-------- Dataset rows --------
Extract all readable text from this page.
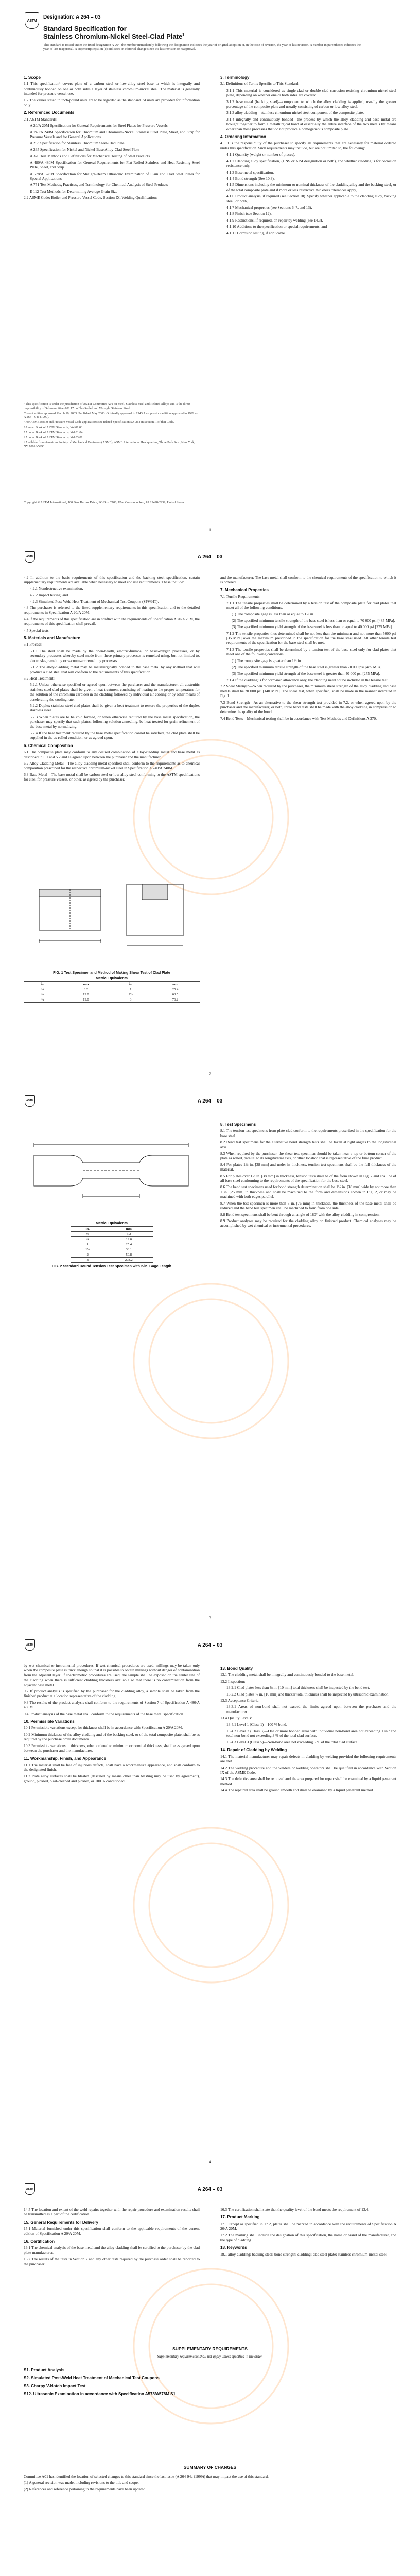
ASTM
Designation: A 264 – 03
Standard Specification for
Stainless Chromium-Nickel Steel-Clad Plate$^1$

This standard is issued under the fixed designation A 264; the number immediately following the designation indicates the year of original adoption or, in the case of revision, the year of last revision. A number in parentheses indicates the year of last reapproval. A superscript epsilon (ε) indicates an editorial change since the last revision or reapproval.

1. Scope

1.1 This specification¹ covers plate of a carbon steel or low-alloy steel base to which is integrally and continuously bonded on one or both sides a layer of stainless chromium-nickel steel. The material is generally intended for pressure vessel use.

1.2 The values stated in inch-pound units are to be regarded as the standard. SI units are provided for information only.

2. Referenced Documents

2.1 ASTM Standards:

A 20/A 20M Specification for General Requirements for Steel Plates for Pressure Vessels

A 240/A 240M Specification for Chromium and Chromium-Nickel Stainless Steel Plate, Sheet, and Strip for Pressure Vessels and for General Applications

A 263 Specification for Stainless Chromium Steel-Clad Plate

A 265 Specification for Nickel and Nickel-Base Alloy-Clad Steel Plate

A 370 Test Methods and Definitions for Mechanical Testing of Steel Products

A 480/A 480M Specification for General Requirements for Flat-Rolled Stainless and Heat-Resisting Steel Plate, Sheet, and Strip

A 578/A 578M Specification for Straight-Beam Ultrasonic Examination of Plain and Clad Steel Plates for Special Applications

A 751 Test Methods, Practices, and Terminology for Chemical Analysis of Steel Products

E 112 Test Methods for Determining Average Grain Size

2.2 ASME Code: Boiler and Pressure Vessel Code, Section IX, Welding Qualifications

3. Terminology

3.1 Definitions of Terms Specific to This Standard:

3.1.1 This material is considered as single-clad or double-clad corrosion-resisting chromium-nickel steel plate, depending on whether one or both sides are covered.

3.1.2 base metal (backing steel)—component to which the alloy cladding is applied, usually the greater percentage of the composite plate and usually consisting of carbon or low-alloy steel.

3.1.3 alloy cladding—stainless chromium-nickel steel component of the composite plate.

3.1.4 integrally and continuously bonded—the process by which the alloy cladding and base metal are brought together to form a metallurgical bond at essentially the entire interface of the two metals by means other than those processes that do not produce a homogeneous composite plate.

4. Ordering Information

4.1 It is the responsibility of the purchaser to specify all requirements that are necessary for material ordered under this specification. Such requirements may include, but are not limited to, the following:

4.1.1 Quantity (weight or number of pieces),

4.1.2 Cladding alloy specification, (UNS or AISI designation or both), and whether cladding is for corrosion resistance only,

4.1.3 Base metal specification,

4.1.4 Bond strength (See 10.3),

4.1.5 Dimensions including the minimum or nominal thickness of the cladding alloy and the backing steel, or of the total composite plate and if more or less restrictive thickness tolerances apply,

4.1.6 Product analysis, if required (see Section 10). Specify whether applicable to the cladding alloy, backing steel, or both,

4.1.7 Mechanical properties (see Sections 6, 7, and 13),

4.1.8 Finish (see Section 12),

4.1.9 Restrictions, if required, on repair by welding (see 14.3),

4.1.10 Additions to the specification or special requirements, and

4.1.11 Corrosion testing, if applicable.

¹ This specification is under the jurisdiction of ASTM Committee A01 on Steel, Stainless Steel and Related Alloys and is the direct responsibility of Subcommittee A01.17 on Flat-Rolled and Wrought Stainless Steel.

Current edition approved March 10, 2003. Published May 2003. Originally approved in 1943. Last previous edition approved in 1999 as A 264 – 94a (1999).

² For ASME Boiler and Pressure Vessel Code applications see related Specification SA-264 in Section II of that Code.

³ Annual Book of ASTM Standards, Vol 01.03.

⁴ Annual Book of ASTM Standards, Vol 01.04.

⁵ Annual Book of ASTM Standards, Vol 03.01.

⁶ Available from American Society of Mechanical Engineers (ASME), ASME International Headquarters, Three Park Ave., New York, NY 10016-5990.

Copyright © ASTM International, 100 Barr Harbor Drive, PO Box C700, West Conshohocken, PA 19428-2959, United States.
1
ASTM	A 264 – 03

4.2 In addition to the basic requirements of this specification and the backing steel specification, certain supplementary requirements are available when necessary to meet end use requirements. These include:

4.2.1 Nondestructive examination,

4.2.2 Impact testing, and

4.2.3 Simulated Post-Weld Heat Treatment of Mechanical Test Coupons (SPWHT).

4.3 The purchaser is referred to the listed supplementary requirements in this specification and to the detailed requirements in Specification A 20/A 20M.

4.4 If the requirements of this specification are in conflict with the requirements of Specification A 20/A 20M, the requirements of this specification shall prevail.

4.5 Special tests:

5. Materials and Manufacture

5.1 Process:

5.1.1 The steel shall be made by the open-hearth, electric-furnace, or basic-oxygen processes, or by secondary processes whereby steel made from these primary processes is remelted using, but not limited to, electroslag remelting or vacuum-arc remelting processes.

5.1.2 The alloy-cladding metal may be metallurgically bonded to the base metal by any method that will produce a clad steel that will conform to the requirements of this specification.

5.2 Heat Treatment:

5.2.1 Unless otherwise specified or agreed upon between the purchaser and the manufacturer, all austenitic stainless steel clad plates shall be given a heat treatment consisting of heating to the proper temperature for the solution of the chromium carbides in the cladding followed by individual air cooling or by other means of accelerating the cooling rate.

5.2.2 Duplex stainless steel clad plates shall be given a heat treatment to restore the properties of the duplex stainless steel.

5.2.3 When plates are to be cold formed, or when otherwise required by the base metal specification, the purchaser may specify that such plates, following solution annealing, be heat treated for grain refinement of the base metal by normalizing.

5.2.4 If the heat treatment required by the base metal specification cannot be satisfied, the clad plate shall be supplied in the as-rolled condition, or as agreed upon.

6. Chemical Composition

6.1 The composite plate may conform to any desired combination of alloy-cladding metal and base metal as described in 5.1 and 5.2 and as agreed upon between the purchaser and the manufacturer.

6.2 Alloy Cladding Metal—The alloy-cladding metal specified shall conform to the requirements as to chemical composition prescribed for the respective chromium-nickel steel in Specification A 240/A 240M.

6.3 Base Metal—The base metal shall be carbon steel or low-alloy steel conforming to the ASTM specifications for steel for pressure vessels, or other, as agreed by the purchaser.

FIG. 1 Test Specimen and Method of Making Shear Test of Clad Plate
Metric Equivalents
in.	mm	in.	mm
⅛	3.2	1	25.4
¾	19.0	2½	63.5
¾	19.0	3	76.2

and the manufacturer. The base metal shall conform to the chemical requirements of the specification to which it is ordered.

7. Mechanical Properties

7.1 Tensile Requirements:

7.1.1 The tensile properties shall be determined by a tension test of the composite plate for clad plates that meet all of the following conditions.

(1) The composite gage is less than or equal to 1½ in.

(2) The specified minimum tensile strength of the base steel is less than or equal to 70 000 psi [485 MPa].

(3) The specified minimum yield strength of the base steel is less than or equal to 40 000 psi [275 MPa].

7.1.2 The tensile properties thus determined shall be not less than the minimum and not more than 5000 psi [35 MPa] over the maximum prescribed in the specification for the base steel used. All other tensile test requirements of the specification for the base steel shall be met.

7.1.3 The tensile properties shall be determined by a tension test of the base steel only for clad plates that meet one of the following conditions.

(1) The composite gage is greater than 1½ in.

(2) The specified minimum tensile strength of the base steel is greater than 70 000 psi [485 MPa].

(3) The specified minimum yield strength of the base steel is greater than 40 000 psi [275 MPa].

7.1.4 If the cladding is for corrosion allowance only, the cladding need not be included in the tensile test.

7.2 Shear Strength—When required by the purchaser, the minimum shear strength of the alloy cladding and base metals shall be 20 000 psi [140 MPa]. The shear test, when specified, shall be made in the manner indicated in Fig. 1.

7.3 Bond Strength—As an alternative to the shear strength test provided in 7.2, or when agreed upon by the purchaser and the manufacturer, or both, three bend tests shall be made with the alloy cladding in compression to determine the quality of the bond.

7.4 Bend Tests—Mechanical testing shall be in accordance with Test Methods and Definitions A 370.

2
ASTM	A 264 – 03
Metric Equivalents
in.	mm
⅛	3.2
¾	19.0
1	25.4
1½	38.1
2	50.8
8	203.2
FIG. 2 Standard Round Tension Test Specimen with 2-in. Gage Length
8. Test Specimens

8.1 The tension test specimens from plate-clad conform to the requirements prescribed in the specification for the base steel.

8.2 Bend test specimens for the alternative bond strength tests shall be taken at right angles to the longitudinal axis.

8.3 When required by the purchaser, the shear test specimen should be taken near a top or bottom corner of the plate as rolled, parallel to its longitudinal axis, or other location that is representative of the final product.

8.4 For plates 1½ in. [38 mm] and under in thickness, tension test specimens shall be the full thickness of the material.

8.5 For plates over 1½ in. [38 mm] in thickness, tension tests shall be of the form shown in Fig. 2 and shall be of all base steel conforming to the requirements of the specification for the base steel.

8.6 The bend test specimens used for bond strength determination shall be 1½ in. [38 mm] wide by not more than 1 in. [25 mm] in thickness and shall be machined to the form and dimensions shown in Fig. 2, or may be machined with both edges parallel.

8.7 When the test specimen is more than 3 in. [76 mm] in thickness, the thickness of the base metal shall be reduced and the bend test specimen shall be machined to form from one side.

8.8 Bend test specimens shall be bent through an angle of 180° with the alloy-cladding in compression.

8.9 Product analyses may be required for the cladding alloy on finished product. Chemical analyses may be accomplished by wet chemical or instrumental procedures.

3
ASTM	A 264 – 03

by wet chemical or instrumental procedures. If wet chemical procedures are used, millings may be taken only when the composite plate is thick enough so that it is possible to obtain millings without danger of contamination from the adjacent layer. If spectrometric procedures are used, the sample shall be exposed on the center line of the cladding when there is sufficient cladding thickness available so that there is no contamination from the adjacent base metal.

9.2 If product analysis is specified by the purchaser for the cladding alloy, a sample shall be taken from the finished product at a location representative of the cladding.

9.3 The results of the product analysis shall conform to the requirements of Section 7 of Specification A 480/A 480M.

9.4 Product analysis of the base metal shall conform to the requirements of the base metal specification.

10. Permissible Variations

10.1 Permissible variations except for thickness shall be in accordance with Specification A 20/A 20M.

10.2 Minimum thickness of the alloy cladding and of the backing steel, or of the total composite plate, shall be as required by the purchase order documents.

10.3 Permissible variations in thickness, when ordered to minimum or nominal thickness, shall be as agreed upon between the purchaser and the manufacturer.

11. Workmanship, Finish, and Appearance

11.1 The material shall be free of injurious defects, shall have a workmanlike appearance, and shall conform to the designated finish.

11.2 Plate alloy surfaces shall be blasted (descaled by means other than blasting may be used by agreement), ground, pickled, blast-cleaned and pickled, or 100 % conditioned.

13. Bond Quality

13.1 The cladding metal shall be integrally and continuously bonded to the base metal.

13.2 Inspection:

13.2.1 Clad plates less than ⅜ in. [10 mm] total thickness shall be inspected by the bend test.

13.2.2 Clad plates ⅜ in. [10 mm] and thicker total thickness shall be inspected by ultrasonic examination.

13.3 Acceptance Criteria:

13.3.1 Areas of non-bond shall not exceed the limits agreed upon between the purchaser and the manufacturer.

13.4 Quality Levels:

13.4.1 Level 1 (Class 1)—100 % bond.

13.4.2 Level 2 (Class 3)—One or more bonded areas with individual non-bond area not exceeding 1 in.² and total non-bond not exceeding 3 % of the total clad surface.

13.4.3 Level 3 (Class 5)—Non-bond area not exceeding 5 % of the total clad surface.

14. Repair of Cladding by Welding

14.1 The material manufacturer may repair defects in cladding by welding provided the following requirements are met.

14.2 The welding procedure and the welders or welding operators shall be qualified in accordance with Section IX of the ASME Code.

14.3 The defective area shall be removed and the area prepared for repair shall be examined by a liquid penetrant method.

14.4 The repaired area shall be ground smooth and shall be examined by a liquid penetrant method.

4
ASTM	A 264 – 03

14.5 The location and extent of the weld repairs together with the repair procedure and examination results shall be transmitted as a part of the certification.

15. General Requirements for Delivery

15.1 Material furnished under this specification shall conform to the applicable requirements of the current edition of Specification A 20/A 20M.

16. Certification

16.1 The chemical analysis of the base metal and the alloy cladding shall be certified to the purchaser by the clad plate manufacturer.

16.2 The results of the tests in Section 7 and any other tests required by the purchase order shall be reported to the purchaser.

16.3 The certification shall state that the quality level of the bond meets the requirement of 13.4.

17. Product Marking

17.1 Except as specified in 17.2, plates shall be marked in accordance with the requirements of Specification A 20/A 20M.

17.2 The marking shall include the designation of this specification, the name or brand of the manufacturer, and the type of cladding.

18. Keywords

18.1 alloy cladding; backing steel; bond strength; cladding; clad steel plate; stainless chromium-nickel steel

SUPPLEMENTARY REQUIREMENTS
Supplementary requirements shall not apply unless specified in the order.

S1. Product Analysis

S2. Simulated Post-Weld Heat Treatment of Mechanical Test Coupons

S3. Charpy V-Notch Impact Test

S12. Ultrasonic Examination in accordance with Specification A578/A578M S1

SUMMARY OF CHANGES

Committee A01 has identified the location of selected changes to this standard since the last issue (A 264-94a (1999)) that may impact the use of this standard.

(1) A general revision was made, including revisions to the title and scope.

(2) References and reference pertaining to the requirements have been updated.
--------
→ **Task brief**
Search the entries for the word "continuously", then gather every line that has it.

→ **Finished exercise**
1.1 This specification¹ covers plate of a carbon steel or low-alloy steel base to which is integrally and continuously bonded on one or both sides a layer of stainless chromium-nickel steel. The material is generally intended for pressure vessel use.
3.1.4 integrally and continuously bonded—the process by which the alloy cladding and base metal are brought together to form a metallurgical bond at essentially the entire interface of the two metals by means other than those processes that do not produce a homogeneous composite plate.
13.1 The cladding metal shall be integrally and continuously bonded to the base metal.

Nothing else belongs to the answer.